WORK TO COMPLETE: Pull every line from the items below and copy each one verbatim, leaving nothing out and changing nothing.

RECORDS PROVIDED:
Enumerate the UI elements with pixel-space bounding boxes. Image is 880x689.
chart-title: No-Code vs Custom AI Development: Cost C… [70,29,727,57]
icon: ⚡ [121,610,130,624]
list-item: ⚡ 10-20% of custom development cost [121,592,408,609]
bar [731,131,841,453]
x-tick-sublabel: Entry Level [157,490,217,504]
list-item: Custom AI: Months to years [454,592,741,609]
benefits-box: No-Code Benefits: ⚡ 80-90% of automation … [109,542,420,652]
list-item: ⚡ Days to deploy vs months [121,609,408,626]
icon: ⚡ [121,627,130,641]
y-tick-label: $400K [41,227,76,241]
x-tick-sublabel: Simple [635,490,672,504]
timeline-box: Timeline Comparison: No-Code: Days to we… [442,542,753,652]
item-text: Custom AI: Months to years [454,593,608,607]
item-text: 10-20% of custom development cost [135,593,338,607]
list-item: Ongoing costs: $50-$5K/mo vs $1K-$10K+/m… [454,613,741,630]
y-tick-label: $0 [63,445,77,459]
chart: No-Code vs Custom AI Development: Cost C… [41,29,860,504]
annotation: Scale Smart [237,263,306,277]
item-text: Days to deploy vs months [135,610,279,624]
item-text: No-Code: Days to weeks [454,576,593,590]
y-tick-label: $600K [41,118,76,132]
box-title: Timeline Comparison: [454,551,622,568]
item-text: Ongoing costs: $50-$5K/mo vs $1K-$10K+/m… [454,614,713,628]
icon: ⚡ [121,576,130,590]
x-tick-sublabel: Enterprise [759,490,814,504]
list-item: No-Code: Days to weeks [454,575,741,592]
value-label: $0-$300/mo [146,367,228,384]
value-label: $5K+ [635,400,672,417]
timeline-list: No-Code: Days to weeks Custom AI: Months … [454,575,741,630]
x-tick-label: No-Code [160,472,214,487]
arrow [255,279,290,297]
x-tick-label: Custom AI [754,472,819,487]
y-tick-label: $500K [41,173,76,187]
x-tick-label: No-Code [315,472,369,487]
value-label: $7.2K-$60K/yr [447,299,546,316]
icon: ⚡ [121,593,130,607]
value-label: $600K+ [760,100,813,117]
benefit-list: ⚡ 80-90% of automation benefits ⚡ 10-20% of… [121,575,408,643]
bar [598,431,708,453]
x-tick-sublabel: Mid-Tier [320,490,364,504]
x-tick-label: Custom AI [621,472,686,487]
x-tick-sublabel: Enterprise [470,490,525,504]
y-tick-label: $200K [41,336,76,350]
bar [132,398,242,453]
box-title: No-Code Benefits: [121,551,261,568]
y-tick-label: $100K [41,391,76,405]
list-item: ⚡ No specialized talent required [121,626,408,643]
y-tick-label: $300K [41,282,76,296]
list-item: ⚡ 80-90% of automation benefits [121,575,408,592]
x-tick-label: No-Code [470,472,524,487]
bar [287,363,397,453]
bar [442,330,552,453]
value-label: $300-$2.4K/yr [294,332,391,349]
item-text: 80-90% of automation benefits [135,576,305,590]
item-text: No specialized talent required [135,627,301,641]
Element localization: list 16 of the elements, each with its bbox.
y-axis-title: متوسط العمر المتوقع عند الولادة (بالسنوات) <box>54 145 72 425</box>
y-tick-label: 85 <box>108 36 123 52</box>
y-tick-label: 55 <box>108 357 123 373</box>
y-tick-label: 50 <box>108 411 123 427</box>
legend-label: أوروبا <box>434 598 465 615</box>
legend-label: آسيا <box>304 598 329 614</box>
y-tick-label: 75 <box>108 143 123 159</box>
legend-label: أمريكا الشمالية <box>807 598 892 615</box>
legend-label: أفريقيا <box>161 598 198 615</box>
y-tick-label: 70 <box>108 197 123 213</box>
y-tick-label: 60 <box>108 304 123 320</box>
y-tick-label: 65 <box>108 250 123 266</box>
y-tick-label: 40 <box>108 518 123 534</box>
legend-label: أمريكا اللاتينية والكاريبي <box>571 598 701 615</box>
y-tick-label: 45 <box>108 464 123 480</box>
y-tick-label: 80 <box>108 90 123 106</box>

THE SOLUTION:
Enumerate the UI elements with pixel-space bounding boxes. Image is 880x689.
chart-title: No-Code vs Custom AI Development: Cost C… [70,29,727,57]
icon: ⚡ [121,610,130,624]
list-item: ⚡ 10-20% of custom development cost [121,592,408,609]
bar [731,131,841,453]
x-tick-sublabel: Entry Level [157,490,217,504]
list-item: Custom AI: Months to years [454,592,741,609]
benefits-box: No-Code Benefits: ⚡ 80-90% of automation … [109,542,420,652]
list-item: ⚡ Days to deploy vs months [121,609,408,626]
icon: ⚡ [121,627,130,641]
y-tick-label: $400K [41,227,76,241]
x-tick-sublabel: Simple [635,490,672,504]
timeline-box: Timeline Comparison: No-Code: Days to we… [442,542,753,652]
item-text: Custom AI: Months to years [454,593,608,607]
item-text: 10-20% of custom development cost [135,593,338,607]
list-item: Ongoing costs: $50-$5K/mo vs $1K-$10K+/m… [454,613,741,630]
y-tick-label: $0 [63,445,77,459]
chart: No-Code vs Custom AI Development: Cost C… [41,29,860,504]
annotation: Scale Smart [237,263,306,277]
item-text: Days to deploy vs months [135,610,279,624]
item-text: No-Code: Days to weeks [454,576,593,590]
y-tick-label: $600K [41,118,76,132]
box-title: Timeline Comparison: [454,551,622,568]
item-text: Ongoing costs: $50-$5K/mo vs $1K-$10K+/m… [454,614,713,628]
icon: ⚡ [121,576,130,590]
x-tick-sublabel: Enterprise [759,490,814,504]
list-item: No-Code: Days to weeks [454,575,741,592]
value-label: $0-$300/mo [146,367,228,384]
value-label: $5K+ [635,400,672,417]
timeline-list: No-Code: Days to weeks Custom AI: Months … [454,575,741,630]
x-tick-label: No-Code [160,472,214,487]
arrow [255,279,290,297]
x-tick-label: Custom AI [754,472,819,487]
y-tick-label: $500K [41,173,76,187]
x-tick-label: No-Code [315,472,369,487]
value-label: $7.2K-$60K/yr [447,299,546,316]
icon: ⚡ [121,593,130,607]
value-label: $600K+ [760,100,813,117]
benefit-list: ⚡ 80-90% of automation benefits ⚡ 10-20% of… [121,575,408,643]
bar [598,431,708,453]
x-tick-sublabel: Mid-Tier [320,490,364,504]
x-tick-label: Custom AI [621,472,686,487]
x-tick-sublabel: Enterprise [470,490,525,504]
y-tick-label: $200K [41,336,76,350]
bar [132,398,242,453]
box-title: No-Code Benefits: [121,551,261,568]
y-tick-label: $100K [41,391,76,405]
list-item: ⚡ No specialized talent required [121,626,408,643]
y-tick-label: $300K [41,282,76,296]
list-item: ⚡ 80-90% of automation benefits [121,575,408,592]
x-tick-label: No-Code [470,472,524,487]
bar [287,363,397,453]
bar [442,330,552,453]
value-label: $300-$2.4K/yr [294,332,391,349]
item-text: 80-90% of automation benefits [135,576,305,590]
item-text: No specialized talent required [135,627,301,641]
Element localization: list 16 of the elements, each with its bbox.
y-axis-title: متوسط العمر المتوقع عند الولادة (بالسنوات) <box>54 145 72 425</box>
y-tick-label: 85 <box>108 36 123 52</box>
y-tick-label: 55 <box>108 357 123 373</box>
y-tick-label: 50 <box>108 411 123 427</box>
legend-label: أوروبا <box>434 598 465 615</box>
legend-label: آسيا <box>304 598 329 614</box>
y-tick-label: 75 <box>108 143 123 159</box>
legend-label: أمريكا الشمالية <box>807 598 892 615</box>
legend-label: أفريقيا <box>161 598 198 615</box>
y-tick-label: 70 <box>108 197 123 213</box>
y-tick-label: 60 <box>108 304 123 320</box>
y-tick-label: 65 <box>108 250 123 266</box>
y-tick-label: 40 <box>108 518 123 534</box>
legend-label: أمريكا اللاتينية والكاريبي <box>571 598 701 615</box>
y-tick-label: 45 <box>108 464 123 480</box>
y-tick-label: 80 <box>108 90 123 106</box>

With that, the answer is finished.